▶ _GIVEN PROBLEM_
Using the listing below, select the lines with the word "nous" and copy them.

▶ _MATERIAL FOR THE TASK_
## start
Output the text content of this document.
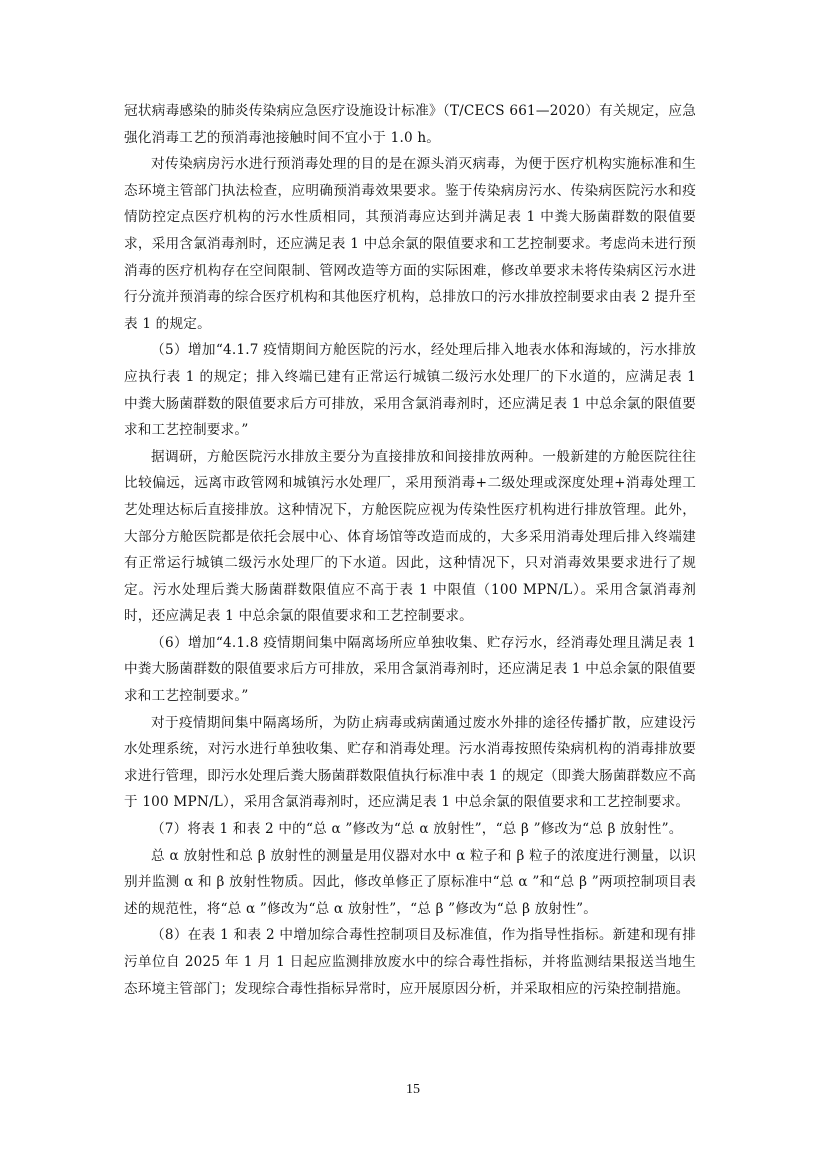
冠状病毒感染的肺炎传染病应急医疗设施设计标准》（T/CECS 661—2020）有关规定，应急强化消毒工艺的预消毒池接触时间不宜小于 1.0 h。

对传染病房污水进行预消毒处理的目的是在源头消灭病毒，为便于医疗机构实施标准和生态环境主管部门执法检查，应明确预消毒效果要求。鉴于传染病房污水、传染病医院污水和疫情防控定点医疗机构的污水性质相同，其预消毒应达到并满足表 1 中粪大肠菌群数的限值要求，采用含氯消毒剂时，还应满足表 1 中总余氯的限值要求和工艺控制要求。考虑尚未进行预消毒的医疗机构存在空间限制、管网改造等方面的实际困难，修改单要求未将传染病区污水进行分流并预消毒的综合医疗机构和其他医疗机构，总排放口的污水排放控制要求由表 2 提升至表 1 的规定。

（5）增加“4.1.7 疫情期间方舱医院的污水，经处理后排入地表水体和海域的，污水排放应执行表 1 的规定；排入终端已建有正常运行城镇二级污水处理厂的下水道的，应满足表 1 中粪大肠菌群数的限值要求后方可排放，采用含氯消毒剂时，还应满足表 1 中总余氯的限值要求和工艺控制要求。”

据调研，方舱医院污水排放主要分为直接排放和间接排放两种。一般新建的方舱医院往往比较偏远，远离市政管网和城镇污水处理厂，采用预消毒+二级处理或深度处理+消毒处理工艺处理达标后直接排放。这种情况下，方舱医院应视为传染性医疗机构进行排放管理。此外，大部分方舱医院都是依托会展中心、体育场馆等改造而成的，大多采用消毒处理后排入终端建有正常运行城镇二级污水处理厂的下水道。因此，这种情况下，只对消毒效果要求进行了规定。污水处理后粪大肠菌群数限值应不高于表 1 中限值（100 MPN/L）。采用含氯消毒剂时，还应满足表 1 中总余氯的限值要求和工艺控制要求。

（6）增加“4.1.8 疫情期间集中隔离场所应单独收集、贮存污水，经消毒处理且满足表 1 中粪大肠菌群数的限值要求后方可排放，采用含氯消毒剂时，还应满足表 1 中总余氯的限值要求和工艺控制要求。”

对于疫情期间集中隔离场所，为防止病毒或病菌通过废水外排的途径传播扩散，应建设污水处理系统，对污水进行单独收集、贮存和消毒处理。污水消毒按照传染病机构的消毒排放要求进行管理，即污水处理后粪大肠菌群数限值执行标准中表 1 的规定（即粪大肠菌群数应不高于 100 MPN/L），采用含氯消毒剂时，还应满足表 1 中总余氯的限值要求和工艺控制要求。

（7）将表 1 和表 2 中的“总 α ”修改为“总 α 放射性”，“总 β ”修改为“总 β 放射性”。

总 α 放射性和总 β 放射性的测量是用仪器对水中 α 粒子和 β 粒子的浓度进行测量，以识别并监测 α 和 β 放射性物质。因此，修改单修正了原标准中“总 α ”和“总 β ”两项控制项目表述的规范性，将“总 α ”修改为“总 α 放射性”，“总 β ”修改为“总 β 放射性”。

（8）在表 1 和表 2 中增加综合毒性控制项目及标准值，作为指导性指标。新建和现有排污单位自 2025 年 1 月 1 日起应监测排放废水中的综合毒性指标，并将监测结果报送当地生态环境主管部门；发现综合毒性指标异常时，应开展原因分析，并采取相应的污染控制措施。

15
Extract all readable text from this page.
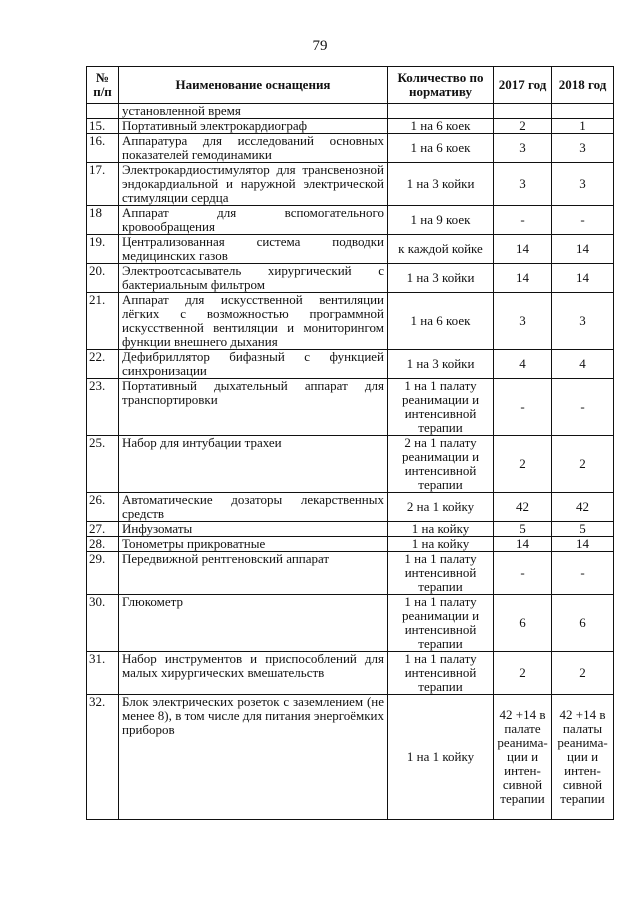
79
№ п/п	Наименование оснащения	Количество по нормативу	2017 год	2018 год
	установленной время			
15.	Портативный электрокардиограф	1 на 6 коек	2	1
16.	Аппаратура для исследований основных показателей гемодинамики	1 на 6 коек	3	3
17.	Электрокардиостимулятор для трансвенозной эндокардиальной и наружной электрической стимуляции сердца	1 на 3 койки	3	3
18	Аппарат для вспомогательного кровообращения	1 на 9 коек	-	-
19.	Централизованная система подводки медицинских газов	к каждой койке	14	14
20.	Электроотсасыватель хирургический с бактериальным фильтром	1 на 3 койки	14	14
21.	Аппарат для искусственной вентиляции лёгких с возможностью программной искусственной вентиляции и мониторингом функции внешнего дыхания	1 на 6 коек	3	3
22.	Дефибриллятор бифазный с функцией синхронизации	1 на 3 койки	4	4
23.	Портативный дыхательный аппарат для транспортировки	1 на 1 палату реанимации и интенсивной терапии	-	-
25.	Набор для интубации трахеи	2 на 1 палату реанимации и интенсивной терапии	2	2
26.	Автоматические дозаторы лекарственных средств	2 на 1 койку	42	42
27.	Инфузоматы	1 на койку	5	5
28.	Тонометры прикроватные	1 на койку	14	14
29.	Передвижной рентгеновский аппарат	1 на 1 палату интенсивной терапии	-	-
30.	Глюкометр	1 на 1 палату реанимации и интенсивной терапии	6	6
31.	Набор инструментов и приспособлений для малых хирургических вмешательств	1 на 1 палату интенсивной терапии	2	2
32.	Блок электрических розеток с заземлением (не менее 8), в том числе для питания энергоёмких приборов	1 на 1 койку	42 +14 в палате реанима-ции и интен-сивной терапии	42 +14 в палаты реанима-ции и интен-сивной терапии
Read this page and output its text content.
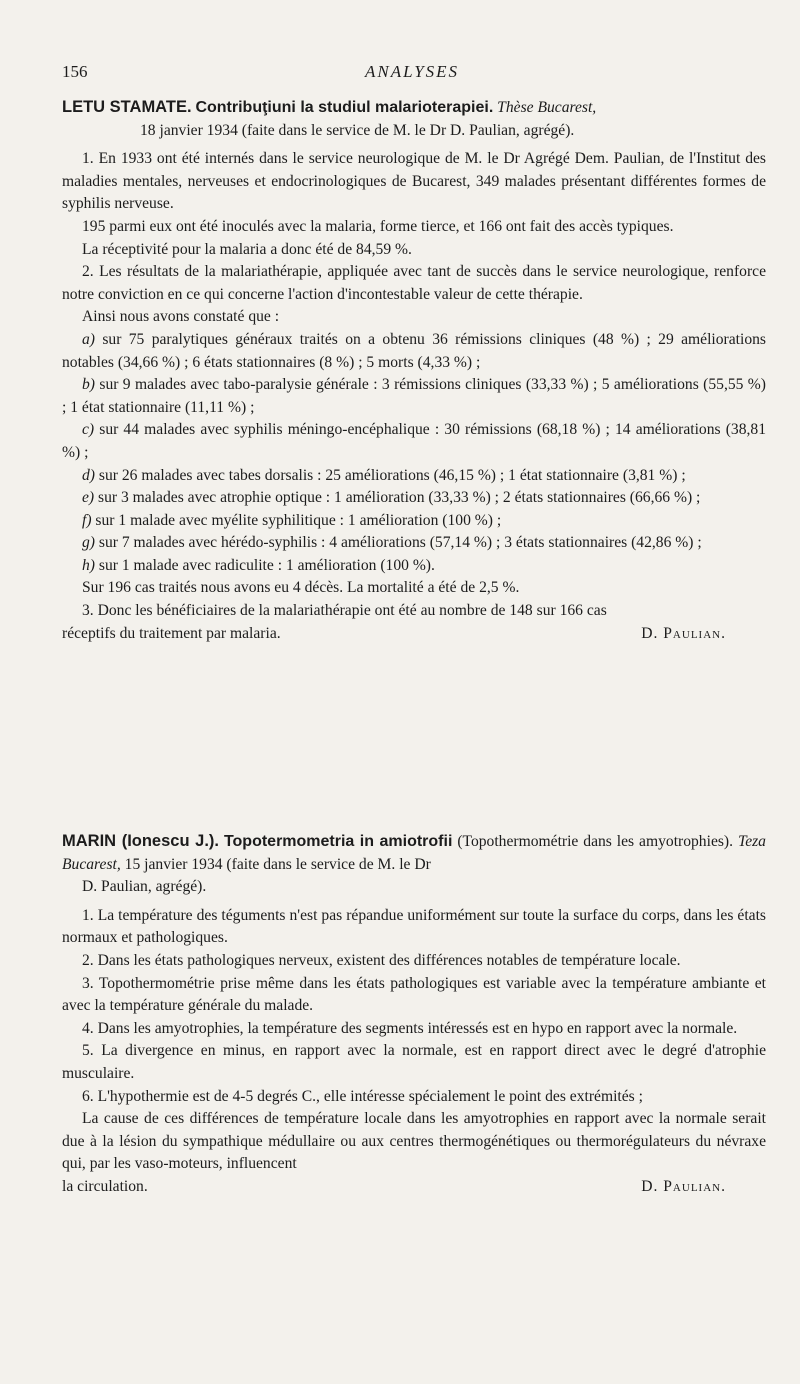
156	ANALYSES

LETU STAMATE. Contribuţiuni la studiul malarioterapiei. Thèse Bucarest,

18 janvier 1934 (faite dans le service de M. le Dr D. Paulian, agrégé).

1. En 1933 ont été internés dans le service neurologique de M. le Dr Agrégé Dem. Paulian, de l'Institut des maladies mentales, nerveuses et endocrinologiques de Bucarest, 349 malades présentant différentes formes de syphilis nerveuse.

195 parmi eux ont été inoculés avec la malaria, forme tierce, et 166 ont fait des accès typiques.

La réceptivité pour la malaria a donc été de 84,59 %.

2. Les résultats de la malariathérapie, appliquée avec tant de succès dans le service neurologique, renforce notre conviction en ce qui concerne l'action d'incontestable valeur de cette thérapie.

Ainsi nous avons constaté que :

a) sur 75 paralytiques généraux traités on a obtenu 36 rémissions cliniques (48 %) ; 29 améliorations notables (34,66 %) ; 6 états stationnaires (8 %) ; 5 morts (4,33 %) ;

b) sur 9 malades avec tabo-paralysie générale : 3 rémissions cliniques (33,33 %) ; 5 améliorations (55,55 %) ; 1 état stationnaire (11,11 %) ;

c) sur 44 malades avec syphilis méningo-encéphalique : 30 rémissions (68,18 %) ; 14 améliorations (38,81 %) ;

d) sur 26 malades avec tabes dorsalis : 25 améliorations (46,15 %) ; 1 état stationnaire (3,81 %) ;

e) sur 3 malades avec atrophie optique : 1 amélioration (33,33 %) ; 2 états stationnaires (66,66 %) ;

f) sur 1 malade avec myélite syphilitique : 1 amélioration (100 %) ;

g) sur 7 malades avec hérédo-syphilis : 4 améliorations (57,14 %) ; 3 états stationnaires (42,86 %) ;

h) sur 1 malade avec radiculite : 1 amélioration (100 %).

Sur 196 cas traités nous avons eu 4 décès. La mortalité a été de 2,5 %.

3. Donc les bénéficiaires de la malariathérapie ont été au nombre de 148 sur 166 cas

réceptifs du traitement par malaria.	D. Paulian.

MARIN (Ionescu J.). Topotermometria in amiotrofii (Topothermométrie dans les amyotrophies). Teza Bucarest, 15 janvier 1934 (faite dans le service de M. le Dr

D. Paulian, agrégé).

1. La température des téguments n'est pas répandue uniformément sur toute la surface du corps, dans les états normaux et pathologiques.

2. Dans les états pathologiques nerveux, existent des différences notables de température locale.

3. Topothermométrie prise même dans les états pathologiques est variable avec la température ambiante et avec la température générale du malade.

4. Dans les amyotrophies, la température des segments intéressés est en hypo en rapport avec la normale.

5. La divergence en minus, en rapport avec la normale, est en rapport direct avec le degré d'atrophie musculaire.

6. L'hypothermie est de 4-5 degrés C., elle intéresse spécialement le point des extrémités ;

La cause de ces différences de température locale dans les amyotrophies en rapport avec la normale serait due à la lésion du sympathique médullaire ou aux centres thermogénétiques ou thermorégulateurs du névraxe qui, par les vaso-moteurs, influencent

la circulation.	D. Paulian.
## end
▶ _SOLUTION FOR THIS EXERCISE_
Ainsi nous avons constaté que :
Sur 196 cas traités nous avons eu 4 décès. La mortalité a été de 2,5 %.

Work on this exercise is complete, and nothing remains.